Spot each line that carries the word "surface"; copy those lines.

##### MATERIAL PROVIDED

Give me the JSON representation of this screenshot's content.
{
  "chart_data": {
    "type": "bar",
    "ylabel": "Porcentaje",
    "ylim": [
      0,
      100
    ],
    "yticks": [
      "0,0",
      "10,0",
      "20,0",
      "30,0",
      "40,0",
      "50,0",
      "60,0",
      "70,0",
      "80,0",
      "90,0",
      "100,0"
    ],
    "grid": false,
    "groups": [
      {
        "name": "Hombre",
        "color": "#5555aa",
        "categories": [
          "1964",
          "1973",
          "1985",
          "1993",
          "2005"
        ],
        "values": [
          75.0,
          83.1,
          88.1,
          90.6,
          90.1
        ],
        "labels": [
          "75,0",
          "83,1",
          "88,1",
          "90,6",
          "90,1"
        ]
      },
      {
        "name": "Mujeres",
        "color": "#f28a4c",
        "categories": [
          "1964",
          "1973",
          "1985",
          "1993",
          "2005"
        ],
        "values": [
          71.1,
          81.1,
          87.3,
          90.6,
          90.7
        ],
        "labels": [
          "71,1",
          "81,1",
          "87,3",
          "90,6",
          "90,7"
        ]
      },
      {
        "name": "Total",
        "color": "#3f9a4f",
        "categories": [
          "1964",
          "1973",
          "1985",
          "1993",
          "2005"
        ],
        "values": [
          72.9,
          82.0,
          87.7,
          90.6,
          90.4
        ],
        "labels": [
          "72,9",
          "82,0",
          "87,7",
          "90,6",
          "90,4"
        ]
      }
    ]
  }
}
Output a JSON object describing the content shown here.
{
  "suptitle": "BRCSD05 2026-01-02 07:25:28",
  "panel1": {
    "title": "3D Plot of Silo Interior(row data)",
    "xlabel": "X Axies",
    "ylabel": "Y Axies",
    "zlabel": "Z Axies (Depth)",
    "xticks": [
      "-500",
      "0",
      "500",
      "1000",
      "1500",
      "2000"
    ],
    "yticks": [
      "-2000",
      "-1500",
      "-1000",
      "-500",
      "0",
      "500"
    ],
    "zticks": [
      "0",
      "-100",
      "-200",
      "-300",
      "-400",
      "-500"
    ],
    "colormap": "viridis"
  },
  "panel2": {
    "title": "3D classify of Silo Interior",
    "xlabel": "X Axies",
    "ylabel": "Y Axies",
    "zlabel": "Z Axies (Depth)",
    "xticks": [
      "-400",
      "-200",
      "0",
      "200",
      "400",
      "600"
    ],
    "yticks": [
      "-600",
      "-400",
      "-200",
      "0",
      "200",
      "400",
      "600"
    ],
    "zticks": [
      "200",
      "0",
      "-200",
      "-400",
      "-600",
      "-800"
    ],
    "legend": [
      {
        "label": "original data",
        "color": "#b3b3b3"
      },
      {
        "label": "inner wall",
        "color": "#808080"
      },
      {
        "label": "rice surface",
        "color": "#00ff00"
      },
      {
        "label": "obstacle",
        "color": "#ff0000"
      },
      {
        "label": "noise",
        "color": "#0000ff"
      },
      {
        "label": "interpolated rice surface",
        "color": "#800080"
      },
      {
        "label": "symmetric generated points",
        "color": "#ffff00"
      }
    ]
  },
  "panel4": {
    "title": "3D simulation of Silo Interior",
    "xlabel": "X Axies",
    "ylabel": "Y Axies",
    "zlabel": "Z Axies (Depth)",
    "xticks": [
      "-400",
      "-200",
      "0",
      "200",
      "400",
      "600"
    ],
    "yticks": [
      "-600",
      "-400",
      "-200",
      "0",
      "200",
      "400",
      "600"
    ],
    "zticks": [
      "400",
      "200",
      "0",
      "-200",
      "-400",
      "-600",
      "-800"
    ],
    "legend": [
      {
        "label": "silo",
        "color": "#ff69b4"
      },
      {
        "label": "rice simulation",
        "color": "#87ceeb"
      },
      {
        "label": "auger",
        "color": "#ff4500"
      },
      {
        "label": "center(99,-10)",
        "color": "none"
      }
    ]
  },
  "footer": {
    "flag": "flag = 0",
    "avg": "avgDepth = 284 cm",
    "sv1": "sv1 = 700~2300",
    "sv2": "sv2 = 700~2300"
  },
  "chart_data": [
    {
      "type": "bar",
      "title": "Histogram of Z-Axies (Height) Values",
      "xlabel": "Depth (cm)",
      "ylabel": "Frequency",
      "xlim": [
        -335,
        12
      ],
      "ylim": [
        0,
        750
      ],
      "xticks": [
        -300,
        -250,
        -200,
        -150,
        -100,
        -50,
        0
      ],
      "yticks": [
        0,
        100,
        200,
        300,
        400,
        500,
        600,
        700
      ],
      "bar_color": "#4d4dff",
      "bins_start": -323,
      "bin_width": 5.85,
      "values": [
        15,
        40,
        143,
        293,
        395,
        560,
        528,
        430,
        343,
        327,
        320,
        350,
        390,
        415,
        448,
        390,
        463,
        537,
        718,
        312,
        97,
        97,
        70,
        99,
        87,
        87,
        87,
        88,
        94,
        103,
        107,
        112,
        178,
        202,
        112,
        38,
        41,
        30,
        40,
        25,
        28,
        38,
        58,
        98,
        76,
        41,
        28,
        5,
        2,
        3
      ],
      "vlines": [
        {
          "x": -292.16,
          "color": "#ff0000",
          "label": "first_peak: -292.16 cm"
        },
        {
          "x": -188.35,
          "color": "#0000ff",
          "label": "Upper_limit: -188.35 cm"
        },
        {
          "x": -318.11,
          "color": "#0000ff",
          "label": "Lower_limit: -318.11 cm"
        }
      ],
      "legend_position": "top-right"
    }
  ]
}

##########

**RESPONSE TO THIS EXERCISE**.
        "label": "rice surface",
        "label": "interpolated rice surface",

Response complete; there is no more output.